>> START
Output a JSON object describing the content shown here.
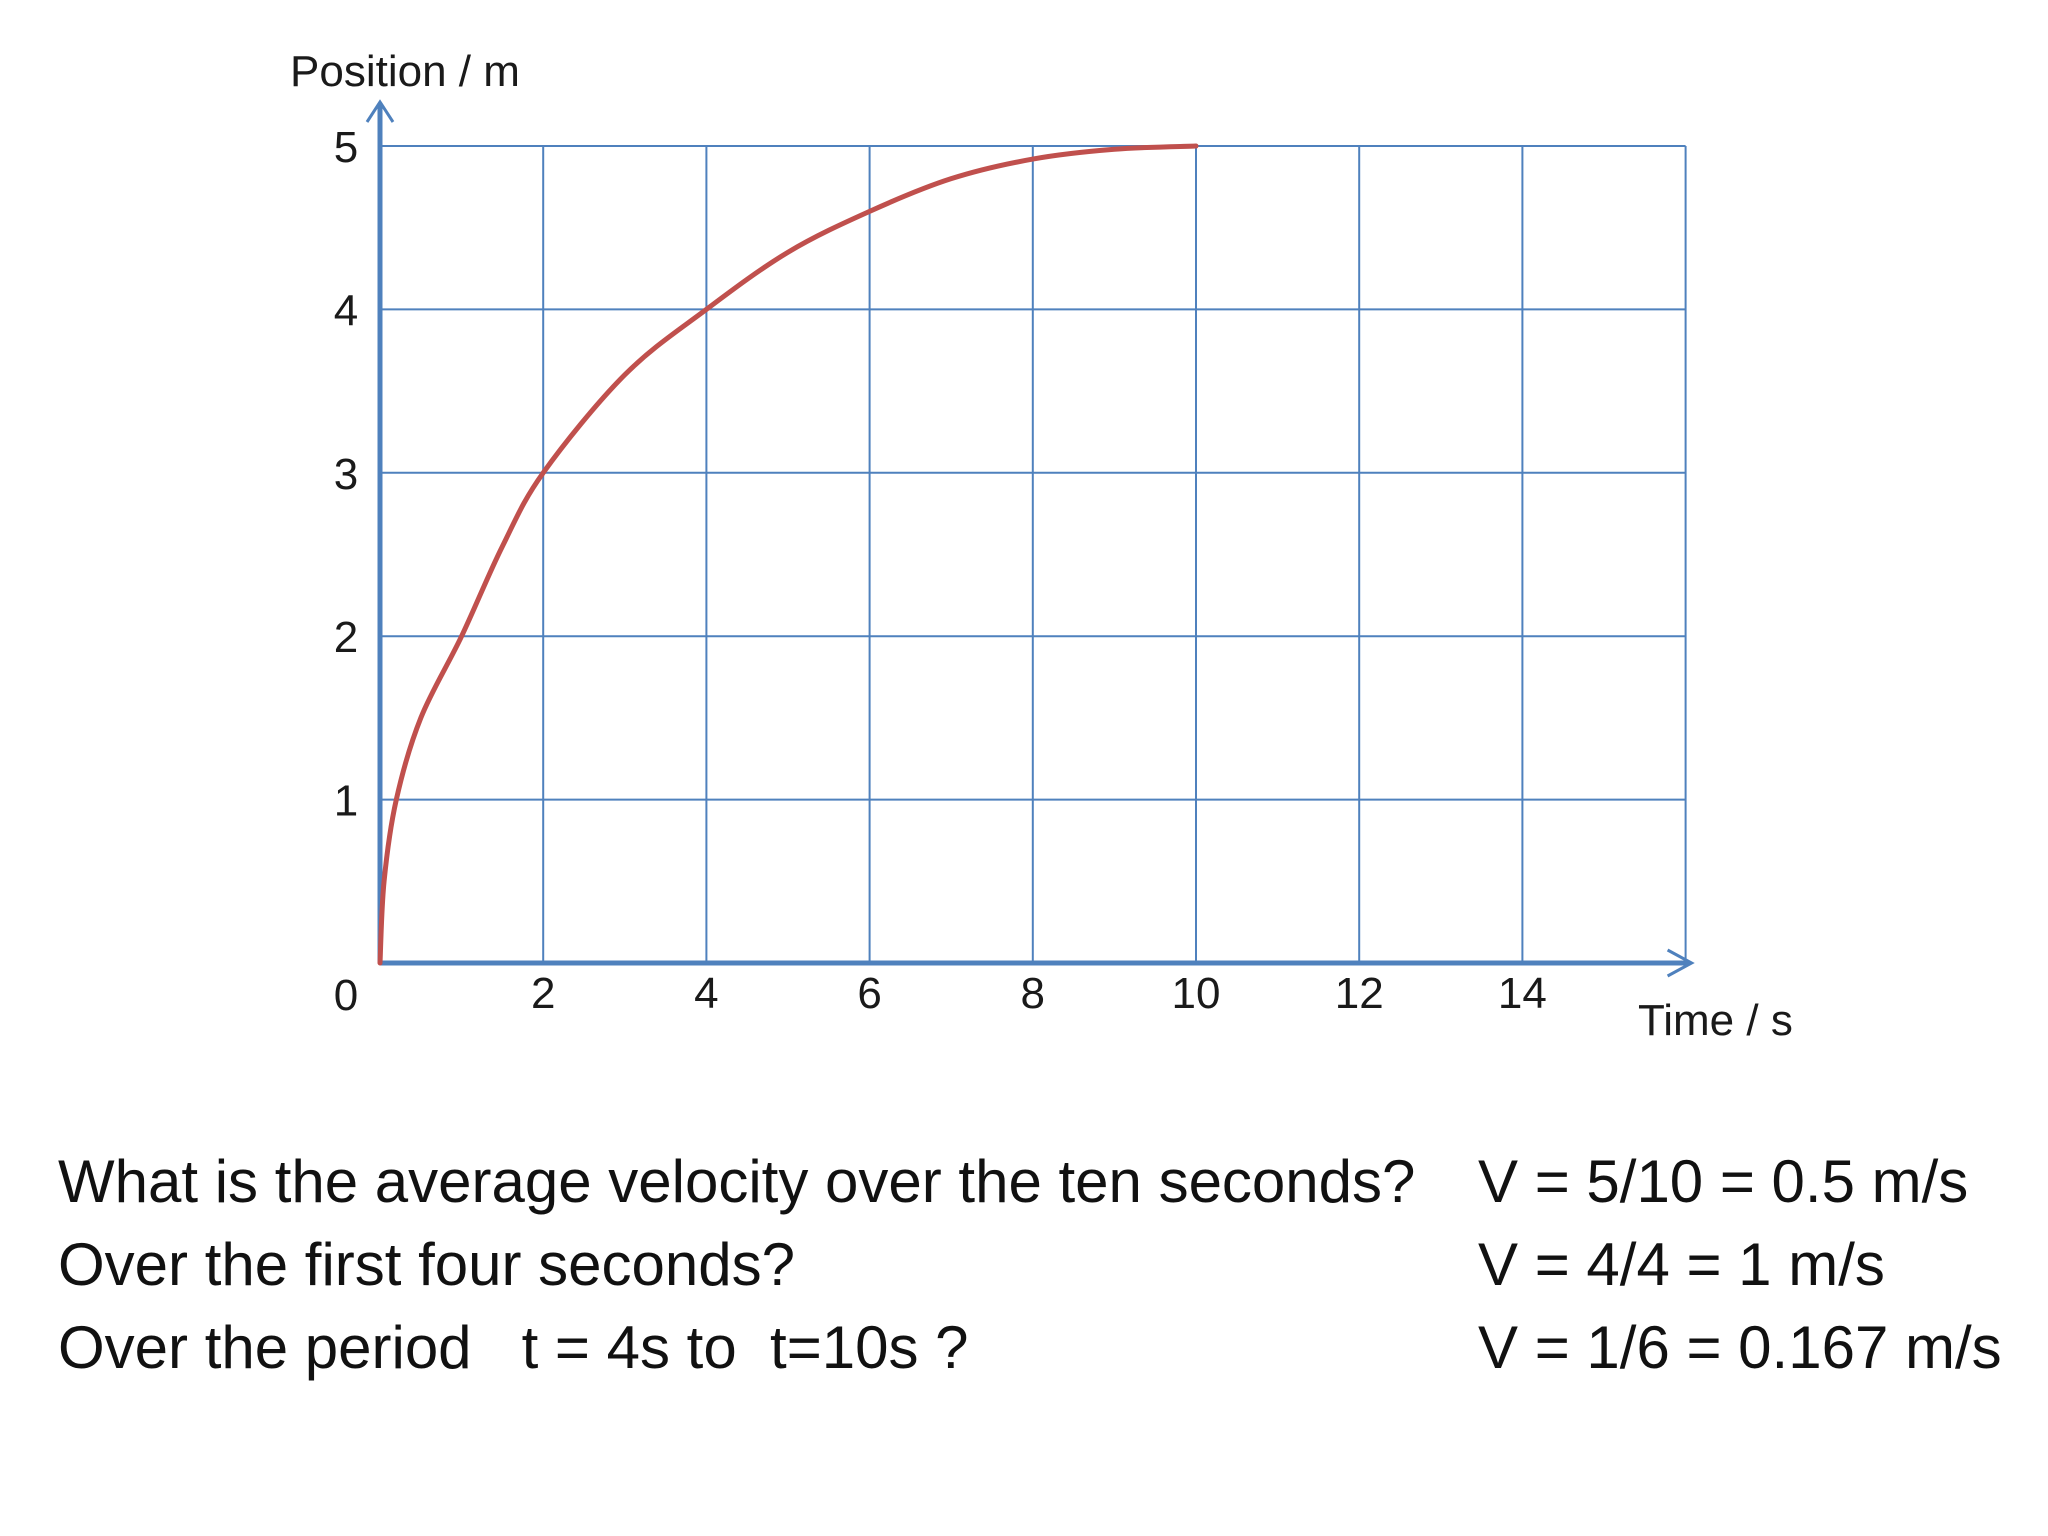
{
  "chart_data": {
    "type": "line",
    "xlabel": "Time / s",
    "ylabel": "Position / m",
    "xlim": [
      0,
      16
    ],
    "ylim": [
      0,
      5
    ],
    "x_ticks": [
      0,
      2,
      4,
      6,
      8,
      10,
      12,
      14
    ],
    "y_ticks": [
      0,
      1,
      2,
      3,
      4,
      5
    ],
    "x_tick_labels": [
      "2",
      "4",
      "6",
      "8",
      "10",
      "12",
      "14"
    ],
    "y_tick_labels": [
      "0",
      "1",
      "2",
      "3",
      "4",
      "5"
    ],
    "grid": true,
    "series": [
      {
        "x": [
          0,
          0.05,
          0.2,
          0.5,
          1,
          1.5,
          2,
          3,
          4,
          5,
          6,
          7,
          8,
          9,
          10
        ],
        "y": [
          0,
          0.5,
          1,
          1.5,
          2,
          2.55,
          3,
          3.6,
          4,
          4.35,
          4.6,
          4.8,
          4.92,
          4.98,
          5
        ],
        "color": "#c0504d"
      }
    ],
    "colors": {
      "axis": "#4f81bd",
      "grid": "#4f81bd",
      "curve": "#c0504d"
    }
  },
  "questions": [
    {
      "question": "What is the average velocity over the ten seconds?",
      "answer": "V = 5/10 = 0.5 m/s"
    },
    {
      "question": "Over the first four seconds?",
      "answer": "V = 4/4 = 1 m/s"
    },
    {
      "question": "Over the period   t = 4s to  t=10s ?",
      "answer": "V = 1/6 = 0.167 m/s"
    }
  ]
}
>> END
Goal - Count how many lines above contain the word "answer". Reply with the number alone.

Response to this exercise - 3